Records supplied:
>>>>>
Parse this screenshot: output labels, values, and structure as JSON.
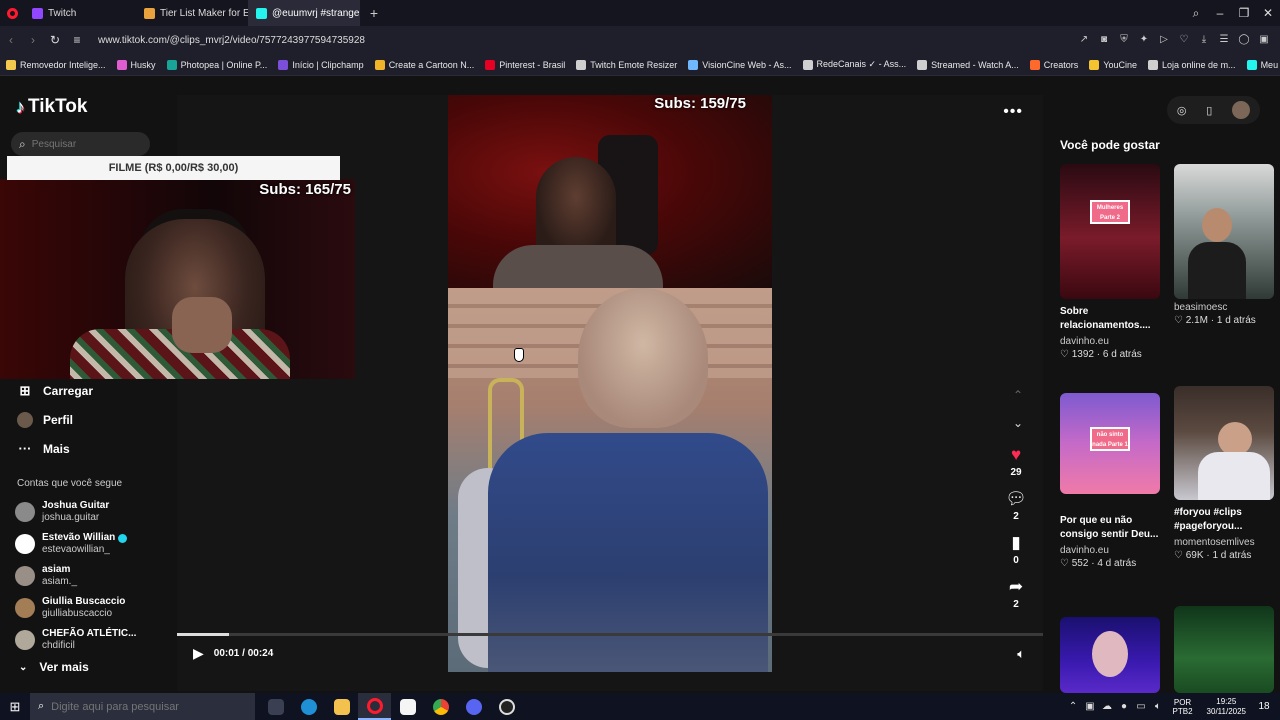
{
  "browser": {
    "tabs": [
      {
        "label": "Twitch",
        "color": "#9146ff",
        "active": false
      },
      {
        "label": "Tier List Maker for Everyth",
        "color": "#e8a33c",
        "active": false
      },
      {
        "label": "@euumvrj #strangert",
        "color": "#25f4ee",
        "active": true
      }
    ],
    "new_tab": "+",
    "url": "www.tiktok.com/@clips_mvrj2/video/7577243977594735928",
    "bookmarks": [
      {
        "label": "Removedor Intelige...",
        "color": "#f2c94c"
      },
      {
        "label": "Husky",
        "color": "#e05dd0"
      },
      {
        "label": "Photopea | Online P...",
        "color": "#18a497"
      },
      {
        "label": "Início | Clipchamp",
        "color": "#7b4fd9"
      },
      {
        "label": "Create a Cartoon N...",
        "color": "#f0b429"
      },
      {
        "label": "Pinterest - Brasil",
        "color": "#e60023"
      },
      {
        "label": "Twitch Emote Resizer",
        "color": "#cfcfcf"
      },
      {
        "label": "VisionCine Web - As...",
        "color": "#6fb8ff"
      },
      {
        "label": "RedeCanais ✓ - Ass...",
        "color": "#cfcfcf"
      },
      {
        "label": "Streamed - Watch A...",
        "color": "#cfcfcf"
      },
      {
        "label": "Creators",
        "color": "#ff6a2c"
      },
      {
        "label": "YouCine",
        "color": "#f4c430"
      },
      {
        "label": "Loja online de m...",
        "color": "#cfcfcf"
      },
      {
        "label": "Meu sonho de infân...",
        "color": "#25f4ee"
      }
    ]
  },
  "tiktok": {
    "logo": "TikTok",
    "search_placeholder": "Pesquisar",
    "menu": [
      {
        "label": "Carregar",
        "icon": "upload-icon"
      },
      {
        "label": "Perfil",
        "icon": "avatar"
      },
      {
        "label": "Mais",
        "icon": "more-icon"
      }
    ],
    "following_title": "Contas que você segue",
    "following": [
      {
        "name": "Joshua Guitar",
        "handle": "joshua.guitar",
        "color": "#8a8a8a",
        "verified": false
      },
      {
        "name": "Estevão Willian",
        "handle": "estevaowillian_",
        "color": "#ffffff",
        "verified": true
      },
      {
        "name": "asiam",
        "handle": "asiam._",
        "color": "#9a8f86",
        "verified": false
      },
      {
        "name": "Giullia Buscaccio",
        "handle": "giulliabuscaccio",
        "color": "#a37d55",
        "verified": false
      },
      {
        "name": "CHEFÃO ATLÉTIC...",
        "handle": "chdificil",
        "color": "#b0a89a",
        "verified": false
      }
    ],
    "see_more": "Ver mais"
  },
  "overlay": {
    "bar_text": "FILME (R$ 0,00/R$ 30,00)",
    "cam_subs": "Subs: 165/75"
  },
  "player": {
    "video_subs": "Subs: 159/75",
    "likes": "29",
    "comments": "2",
    "saves": "0",
    "shares": "2",
    "time": "00:01 / 00:24",
    "progress": 0.06,
    "author_peek": "clips_mvrj2"
  },
  "recommendations": {
    "title": "Você pode gostar",
    "items": [
      {
        "title": "Sobre relacionamentos....",
        "author": "davinho.eu",
        "likes": "1392",
        "age": "6 d atrás",
        "thumb_label": "Mulheres Parte 2"
      },
      {
        "title": "",
        "author": "beasimoesc",
        "likes": "2.1M",
        "age": "1 d atrás",
        "thumb_label": ""
      },
      {
        "title": "Por que eu não consigo sentir Deu...",
        "author": "davinho.eu",
        "likes": "552",
        "age": "4 d atrás",
        "thumb_label": "não sinto nada Parte 1"
      },
      {
        "title": "#foryou #clips #pageforyou...",
        "author": "momentosemlives",
        "likes": "69K",
        "age": "1 d atrás",
        "thumb_label": ""
      }
    ]
  },
  "taskbar": {
    "search_placeholder": "Digite aqui para pesquisar",
    "lang_top": "POR",
    "lang_bottom": "PTB2",
    "time": "19:25",
    "date": "30/11/2025",
    "notifications": "18"
  }
}
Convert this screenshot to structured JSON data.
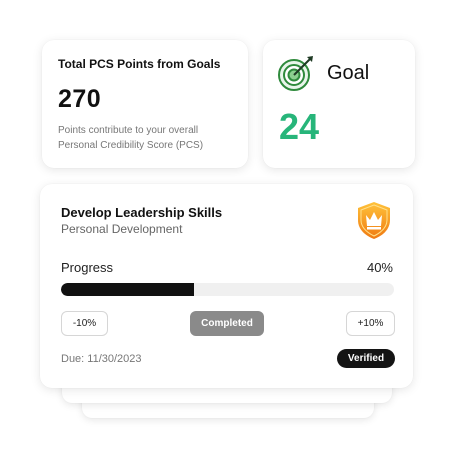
{
  "pcs": {
    "title": "Total PCS Points from Goals",
    "value": "270",
    "description": "Points contribute to your overall Personal Credibility Score (PCS)"
  },
  "goal": {
    "icon": "target-icon",
    "label": "Goal",
    "value": "24",
    "accent": "#27b57a"
  },
  "task": {
    "title": "Develop Leadership Skills",
    "category": "Personal Development",
    "badge_icon": "crown-shield-icon",
    "progress_label": "Progress",
    "progress_text": "40%",
    "progress_fraction": 0.4,
    "minus_label": "-10%",
    "completed_label": "Completed",
    "plus_label": "+10%",
    "due": "Due: 11/30/2023",
    "verified_label": "Verified"
  }
}
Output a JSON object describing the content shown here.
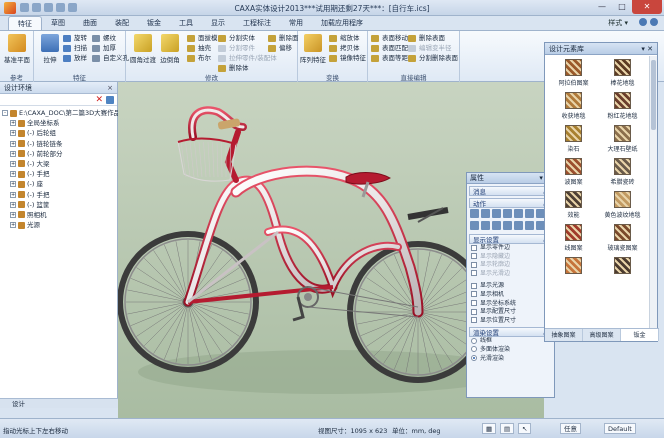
{
  "window": {
    "title": "CAXA实体设计2013***试用期还剩27天***：[自行车.ics]",
    "controls": [
      "—",
      "□",
      "✕"
    ]
  },
  "ribbon": {
    "tabs": [
      "特征",
      "草图",
      "曲面",
      "装配",
      "钣金",
      "工具",
      "显示",
      "工程标注",
      "常用",
      "加载应用程序"
    ],
    "active_tab": "特征",
    "style_menu": "样式 ▾",
    "groups": {
      "reference": {
        "label": "参考",
        "big": [
          "基准平面"
        ]
      },
      "feature": {
        "label": "特征",
        "big": [
          "拉伸"
        ],
        "small": [
          "旋转",
          "扫描",
          "放样",
          "螺纹",
          "加厚",
          "自定义孔"
        ]
      },
      "modify": {
        "label": "修改",
        "big": [
          "圆角过渡",
          "边倒角"
        ],
        "small": [
          "面拔模",
          "抽壳",
          "布尔",
          "分割实体",
          "分割零件",
          "拉伸零件/装配体",
          "删除体",
          "删除面",
          "偏移"
        ]
      },
      "transform": {
        "label": "变换",
        "big": [
          "阵列特征"
        ],
        "small": [
          "缩放体",
          "拷贝体",
          "镜像特征"
        ]
      },
      "direct_edit": {
        "label": "直接编辑",
        "small": [
          "表面移动",
          "表面匹配",
          "表面等距",
          "删除表面",
          "编辑变半径",
          "分割删除表面"
        ]
      }
    }
  },
  "design_env": {
    "title": "设计环境",
    "close": "×",
    "tree": [
      {
        "label": "E:\\CAXA_DOC\\第二篇3D大赛作品",
        "level": 0,
        "expander": "-"
      },
      {
        "label": "全局坐标系",
        "level": 1,
        "expander": "+"
      },
      {
        "label": "(-) 后轮组",
        "level": 1,
        "expander": "+"
      },
      {
        "label": "(-) 链轮链条",
        "level": 1,
        "expander": "+"
      },
      {
        "label": "(-) 前轮部分",
        "level": 1,
        "expander": "+"
      },
      {
        "label": "(-) 大梁",
        "level": 1,
        "expander": "+"
      },
      {
        "label": "(-) 手把",
        "level": 1,
        "expander": "+"
      },
      {
        "label": "(-) 座",
        "level": 1,
        "expander": "+"
      },
      {
        "label": "(-) 手把",
        "level": 1,
        "expander": "+"
      },
      {
        "label": "(-) 篮筐",
        "level": 1,
        "expander": "+"
      },
      {
        "label": "照相机",
        "level": 1,
        "expander": "+"
      },
      {
        "label": "光源",
        "level": 1,
        "expander": "+"
      }
    ],
    "bottom_tab": "设计"
  },
  "properties": {
    "title": "属性",
    "sections": {
      "message": "消息",
      "actions": "动作",
      "display": "显示设置",
      "render": "渲染设置"
    },
    "display_options": [
      {
        "label": "显示零件边",
        "dim": false
      },
      {
        "label": "显示隐藏边",
        "dim": true
      },
      {
        "label": "显示轮廓边",
        "dim": true
      },
      {
        "label": "显示光滑边",
        "dim": true
      },
      {
        "label": "显示光源",
        "dim": false
      },
      {
        "label": "显示相机",
        "dim": false
      },
      {
        "label": "显示坐标系统",
        "dim": false
      },
      {
        "label": "显示配置尺寸",
        "dim": false
      },
      {
        "label": "显示位置尺寸",
        "dim": false
      }
    ],
    "render_options": [
      {
        "label": "线框",
        "selected": false
      },
      {
        "label": "多面体渲染",
        "selected": false
      },
      {
        "label": "光滑渲染",
        "selected": true
      }
    ]
  },
  "library": {
    "title": "设计元素库",
    "items": [
      {
        "label": "阿拉伯图案",
        "color": "#9b5a2a"
      },
      {
        "label": "棒花地毯",
        "color": "#5c3a22"
      },
      {
        "label": "收获地毯",
        "color": "#b07a3a"
      },
      {
        "label": "粉红花地毯",
        "color": "#6b3d2b"
      },
      {
        "label": "染石",
        "color": "#a8802f"
      },
      {
        "label": "大理石壁纸",
        "color": "#8c6f4c"
      },
      {
        "label": "波图案",
        "color": "#9c4f2e"
      },
      {
        "label": "希腊瓷砖",
        "color": "#6a5b4a"
      },
      {
        "label": "效能",
        "color": "#4f4034"
      },
      {
        "label": "黄色波纹地毯",
        "color": "#c29a61"
      },
      {
        "label": "线图案",
        "color": "#a03b2a"
      },
      {
        "label": "玻璃瓷图案",
        "color": "#7b4a2b"
      },
      {
        "label": "",
        "color": "#c6743a"
      },
      {
        "label": "",
        "color": "#4b3b2f"
      }
    ],
    "tabs": [
      "抽象图案",
      "高级图案",
      "钣金"
    ]
  },
  "status": {
    "hint": "指动光标上下左右移动",
    "view_size": "视图尺寸：1095 x 623",
    "units": "单位：mm, deg",
    "tolerance": "任意",
    "style": "Default"
  }
}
<<<<<
Written instruction: Find each line holding the word "handle" and copy it.

Written answer:
        "handle": "joshua.guitar",
        "handle": "estevaowillian_",
        "handle": "asiam._",
        "handle": "giulliabuscaccio",
        "handle": "chdificil",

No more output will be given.